_Written request_
Below are records; count the lines in them that hold "this" and give only the count.

_Dataset entries_

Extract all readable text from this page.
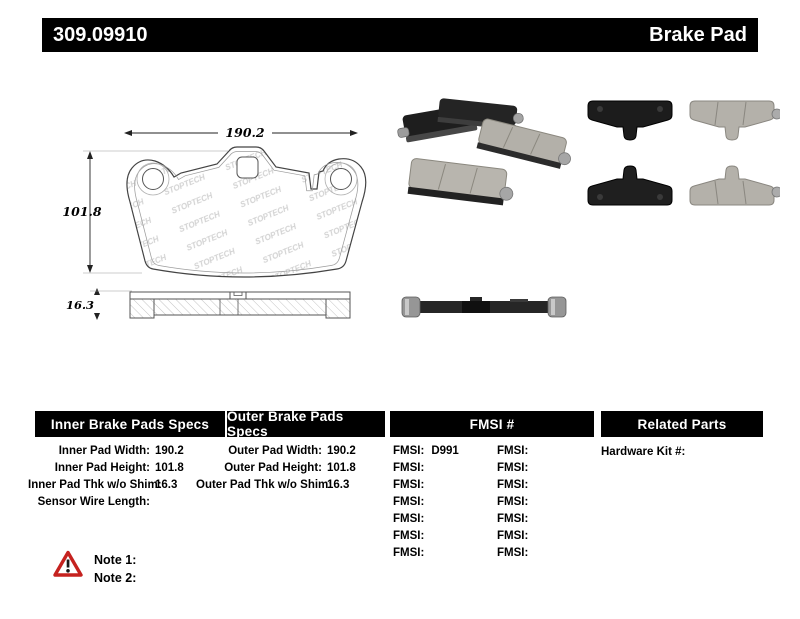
309.09910	Brake Pad
190.2
101.8
16.3
Inner Brake Pads Specs	Outer Brake Pads Specs	FMSI #	Related Parts
Inner Pad Width: 190.2
Inner Pad Height: 101.8
Inner Pad Thk w/o Shim:
16.3
Sensor Wire Length:
Outer Pad Width: 190.2
Outer Pad Height: 101.8
Outer Pad Thk w/o Shim:
16.3
FMSI: D991
FMSI:
FMSI:
FMSI:
FMSI:
FMSI:
FMSI:
FMSI:
FMSI:
FMSI:
FMSI:
FMSI:
FMSI:
FMSI:
Hardware Kit #:
Note 1:
Note 2:
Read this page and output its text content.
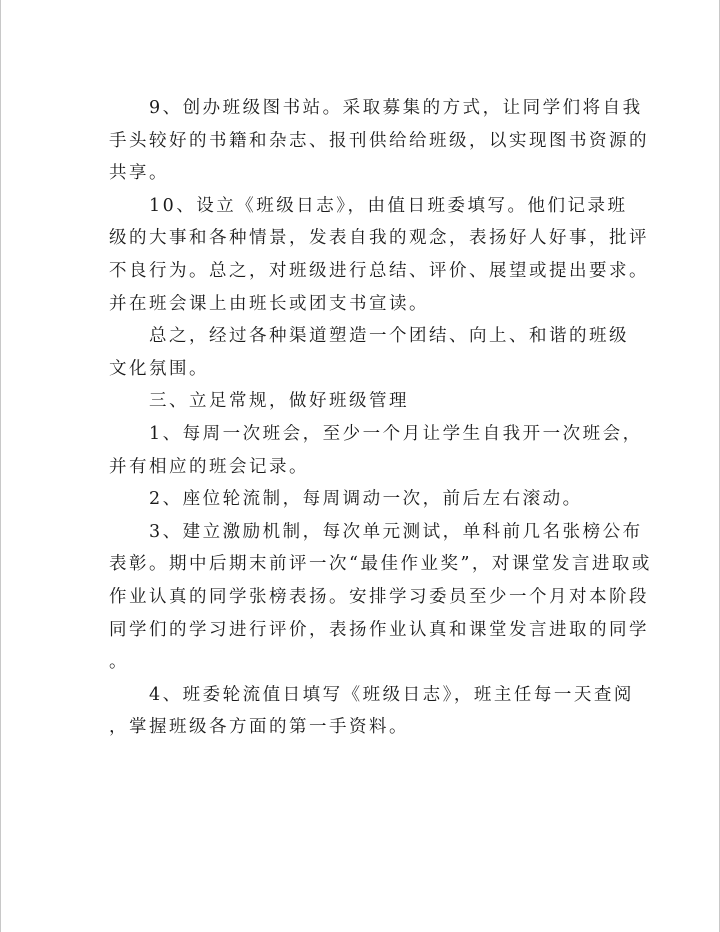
　　9、创办班级图书站。采取募集的方式，让同学们将自我
手头较好的书籍和杂志、报刊供给给班级，以实现图书资源的
共享。
　　10、设立《班级日志》，由值日班委填写。他们记录班
级的大事和各种情景，发表自我的观念，表扬好人好事，批评
不良行为。总之，对班级进行总结、评价、展望或提出要求。
并在班会课上由班长或团支书宣读。
　　总之，经过各种渠道塑造一个团结、向上、和谐的班级
文化氛围。
　　三、立足常规，做好班级管理
　　1、每周一次班会，至少一个月让学生自我开一次班会，
并有相应的班会记录。
　　2、座位轮流制，每周调动一次，前后左右滚动。
　　3、建立激励机制，每次单元测试，单科前几名张榜公布
表彰。期中后期末前评一次“最佳作业奖”，对课堂发言进取或
作业认真的同学张榜表扬。安排学习委员至少一个月对本阶段
同学们的学习进行评价，表扬作业认真和课堂发言进取的同学
。
　　4、班委轮流值日填写《班级日志》，班主任每一天查阅
，掌握班级各方面的第一手资料。
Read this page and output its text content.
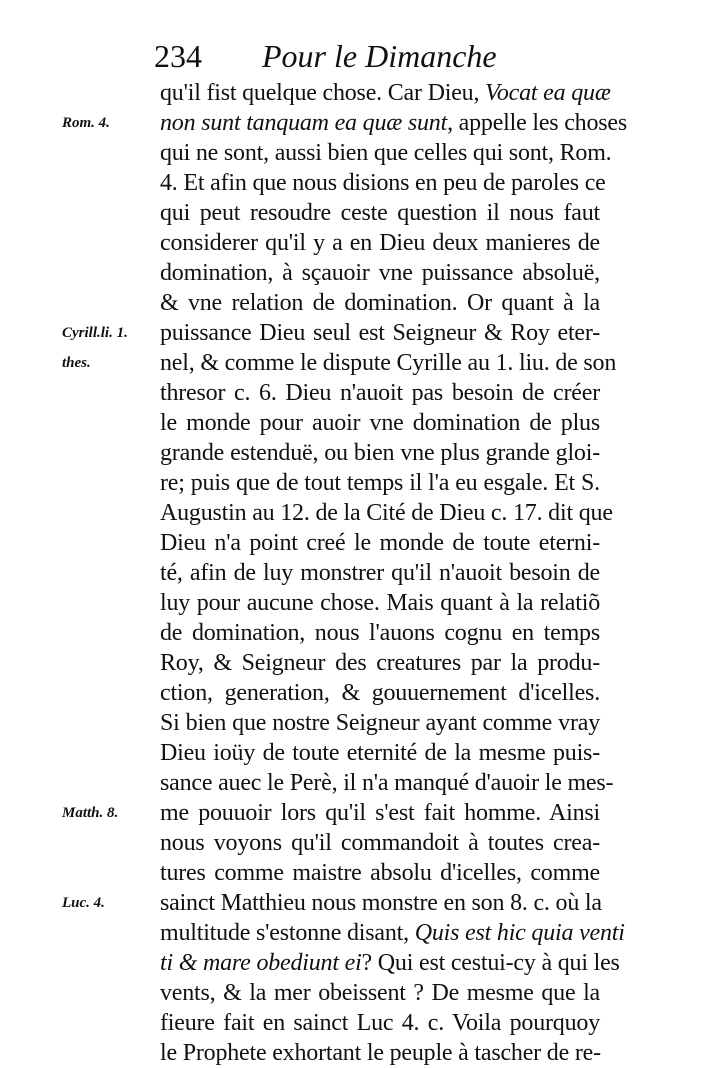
234 Pour le Dimanche
Rom. 4.
Cyrill.li. 1.
thes.
Matth. 8.
Luc. 4.
qu'il fist quelque chose. Car Dieu, Vocat ea quæ
non sunt tanquam ea quæ sunt, appelle les choses
qui ne sont, aussi bien que celles qui sont, Rom.
4. Et afin que nous disions en peu de paroles ce
qui peut resoudre ceste question il nous faut
considerer qu'il y a en Dieu deux manieres de
domination, à sçauoir vne puissance absoluë,
& vne relation de domination. Or quant à la
puissance Dieu seul est Seigneur & Roy eter-
nel, & comme le dispute Cyrille au 1. liu. de son
thresor c. 6. Dieu n'auoit pas besoin de créer
le monde pour auoir vne domination de plus
grande estenduë, ou bien vne plus grande gloi-
re; puis que de tout temps il l'a eu esgale. Et S.
Augustin au 12. de la Cité de Dieu c. 17. dit que
Dieu n'a point creé le monde de toute eterni-
té, afin de luy monstrer qu'il n'auoit besoin de
luy pour aucune chose. Mais quant à la relatiõ
de domination, nous l'auons cognu en temps
Roy, & Seigneur des creatures par la produ-
ction, generation, & gouuernement d'icelles.
Si bien que nostre Seigneur ayant comme vray
Dieu ioüy de toute eternité de la mesme puis-
sance auec le Perè, il n'a manqué d'auoir le mes-
me pouuoir lors qu'il s'est fait homme. Ainsi
nous voyons qu'il commandoit à toutes crea-
tures comme maistre absolu d'icelles, comme
sainct Matthieu nous monstre en son 8. c. où la
multitude s'estonne disant, Quis est hic quia venti
ti & mare obediunt ei? Qui est cestui-cy à qui les
vents, & la mer obeissent ? De mesme que la
fieure fait en sainct Luc 4. c. Voila pourquoy
le Prophete exhortant le peuple à tascher de re-
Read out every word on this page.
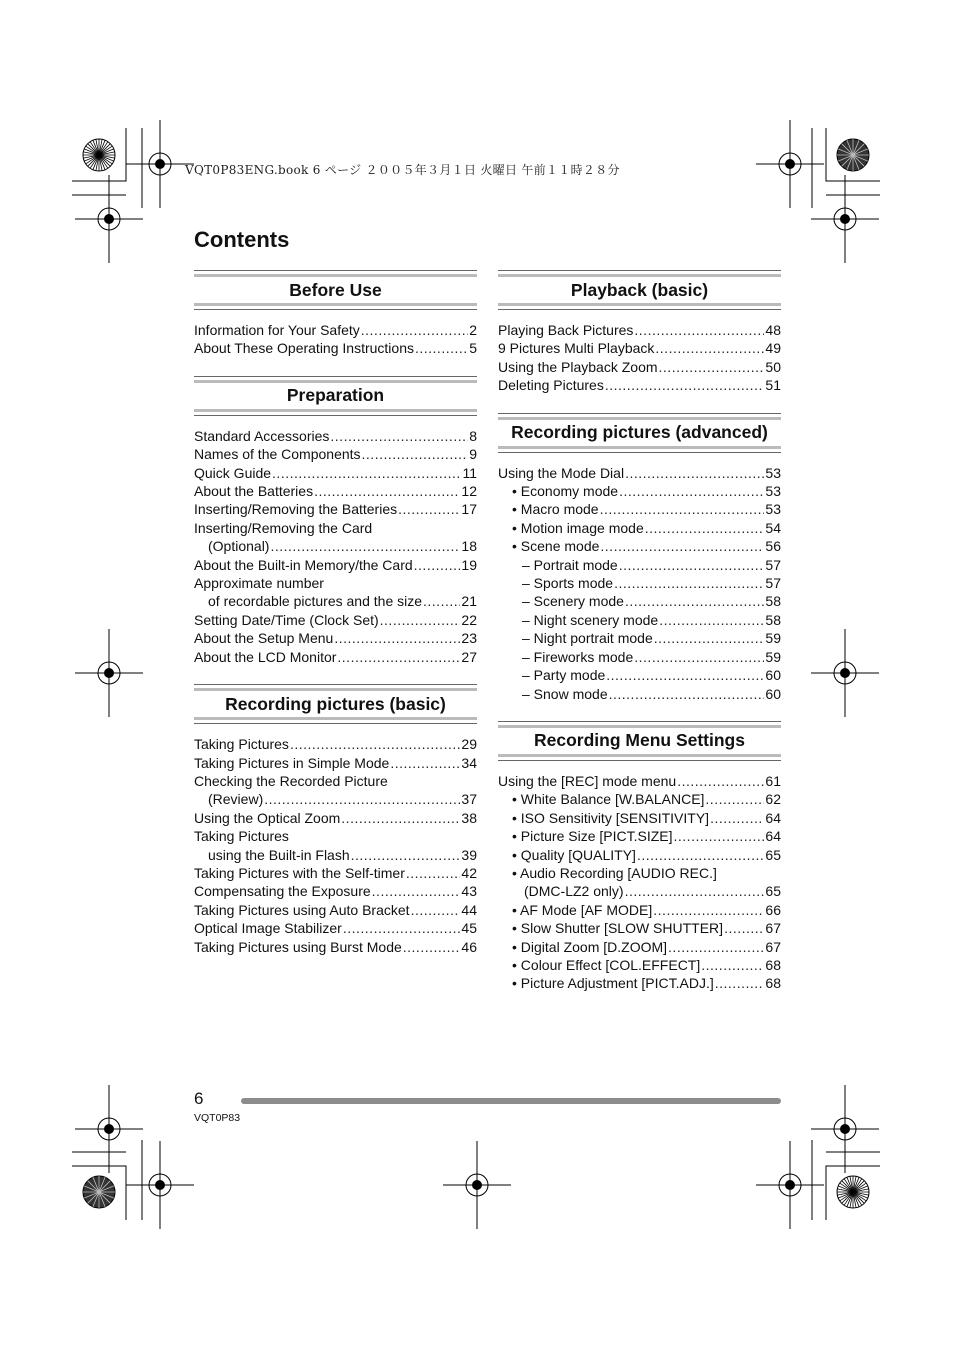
VQT0P83ENG.book 6 ページ ２００５年３月１日 火曜日 午前１１時２８分
Contents
Before Use
Information for Your Safety .....	2
About These Operating Instructions .....	5
Preparation
Standard Accessories .....	8
Names of the Components .....	9
Quick Guide .....	11
About the Batteries .....	12
Inserting/Removing the Batteries .....	17
Inserting/Removing the Card
(Optional) .....	18
About the Built-in Memory/the Card .....	19
Approximate number
of recordable pictures and the size .....	21
Setting Date/Time (Clock Set) .....	22
About the Setup Menu .....	23
About the LCD Monitor .....	27
Recording pictures (basic)
Taking Pictures .....	29
Taking Pictures in Simple Mode .....	34
Checking the Recorded Picture
(Review) .....	37
Using the Optical Zoom .....	38
Taking Pictures
using the Built-in Flash .....	39
Taking Pictures with the Self-timer .....	42
Compensating the Exposure .....	43
Taking Pictures using Auto Bracket .....	44
Optical Image Stabilizer .....	45
Taking Pictures using Burst Mode .....	46
Playback (basic)
Playing Back Pictures .....	48
9 Pictures Multi Playback .....	49
Using the Playback Zoom .....	50
Deleting Pictures .....	51
Recording pictures (advanced)
Using the Mode Dial .....	53
• Economy mode .....	53
• Macro mode .....	53
• Motion image mode .....	54
• Scene mode .....	56
– Portrait mode .....	57
– Sports mode .....	57
– Scenery mode .....	58
– Night scenery mode .....	58
– Night portrait mode .....	59
– Fireworks mode .....	59
– Party mode .....	60
– Snow mode .....	60
Recording Menu Settings
Using the [REC] mode menu .....	61
• White Balance [W.BALANCE] .....	62
• ISO Sensitivity [SENSITIVITY] .....	64
• Picture Size [PICT.SIZE] .....	64
• Quality [QUALITY] .....	65
• Audio Recording [AUDIO REC.]
(DMC-LZ2 only) .....	65
• AF Mode [AF MODE] .....	66
• Slow Shutter [SLOW SHUTTER] .....	67
• Digital Zoom [D.ZOOM] .....	67
• Colour Effect [COL.EFFECT] .....	68
• Picture Adjustment [PICT.ADJ.] .....	68
6
VQT0P83
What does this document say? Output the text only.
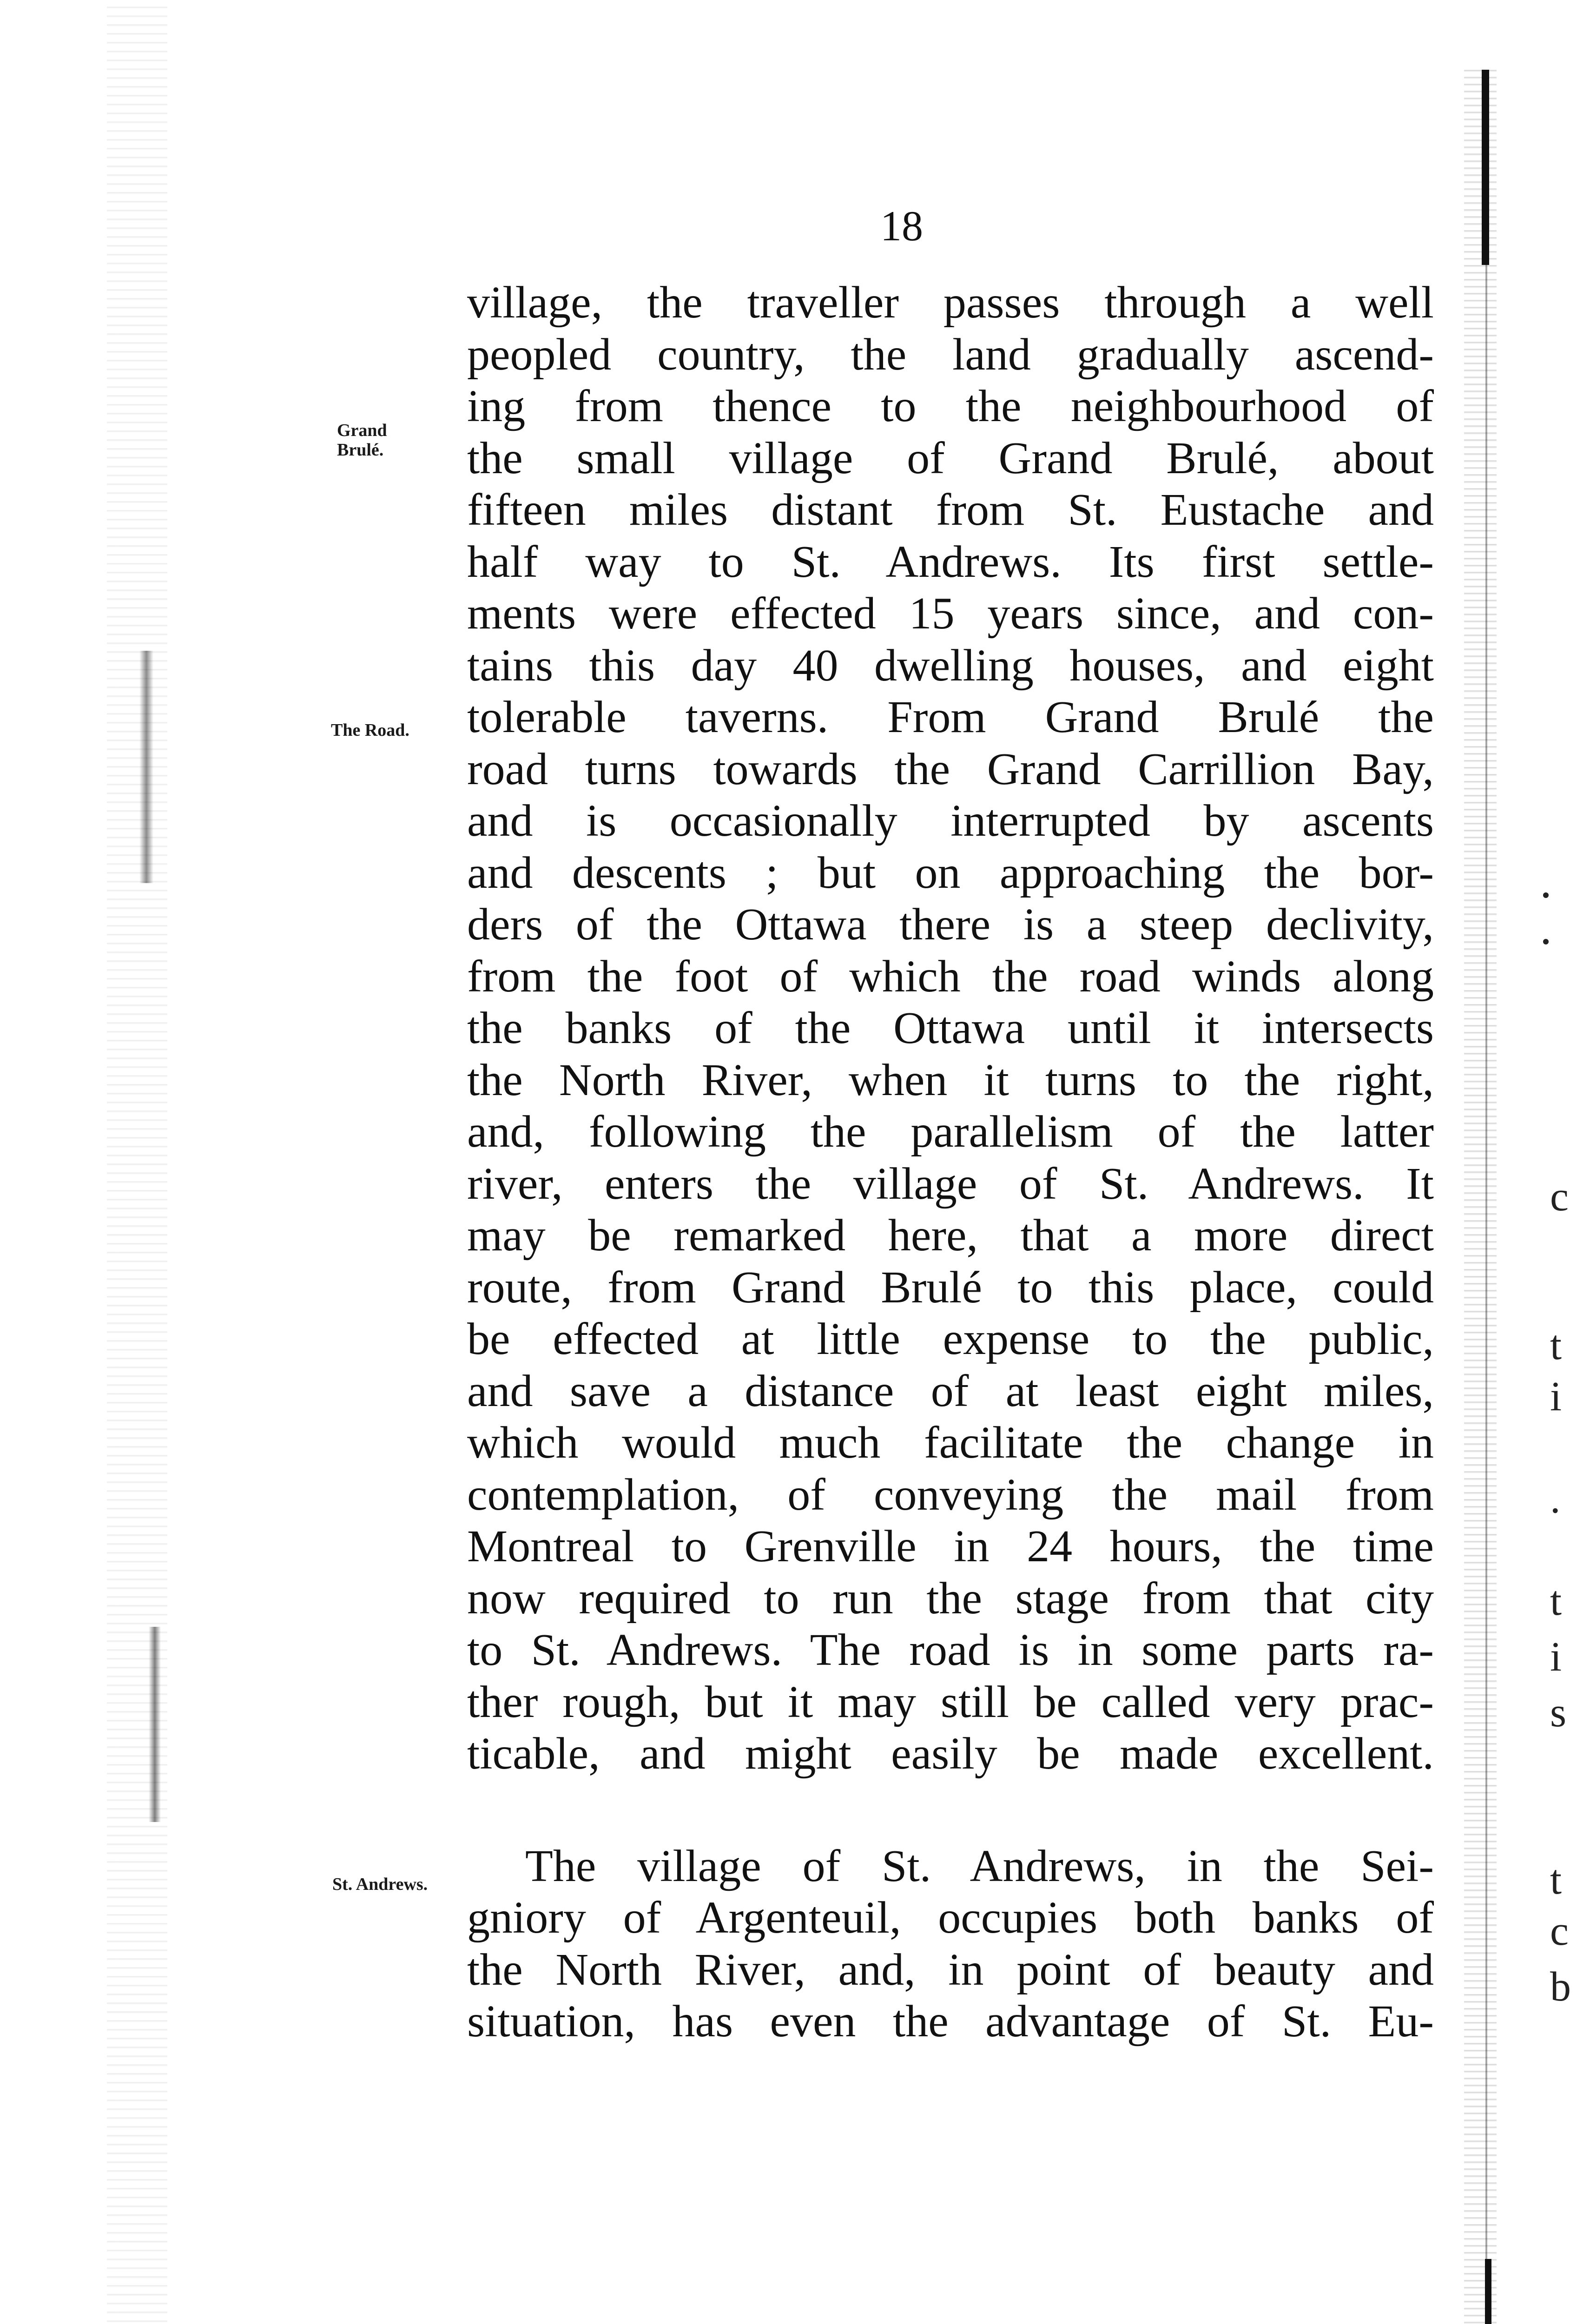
18
Grand Brulé.
The Road.
St. Andrews.
village, the traveller passes through a well
peopled country, the land gradually ascend-
ing from thence to the neighbourhood of
the small village of Grand Brulé, about
fifteen miles distant from St. Eustache and
half way to St. Andrews. Its first settle-
ments were effected 15 years since, and con-
tains this day 40 dwelling houses, and eight
tolerable taverns. From Grand Brulé the
road turns towards the Grand Carrillion Bay,
and is occasionally interrupted by ascents
and descents ; but on approaching the bor-
ders of the Ottawa there is a steep declivity,
from the foot of which the road winds along
the banks of the Ottawa until it intersects
the North River, when it turns to the right,
and, following the parallelism of the latter
river, enters the village of St. Andrews. It
may be remarked here, that a more direct
route, from Grand Brulé to this place, could
be effected at little expense to the public,
and save a distance of at least eight miles,
which would much facilitate the change in
contemplation, of conveying the mail from
Montreal to Grenville in 24 hours, the time
now required to run the stage from that city
to St. Andrews. The road is in some parts ra-
ther rough, but it may still be called very prac-
ticable, and might easily be made excellent.
The village of St. Andrews, in the Sei-
gniory of Argenteuil, occupies both banks of
the North River, and, in point of beauty and
situation, has even the advantage of St. Eu-
c
t
i
.
t
i
s
t
c
b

_Reply to the task_
7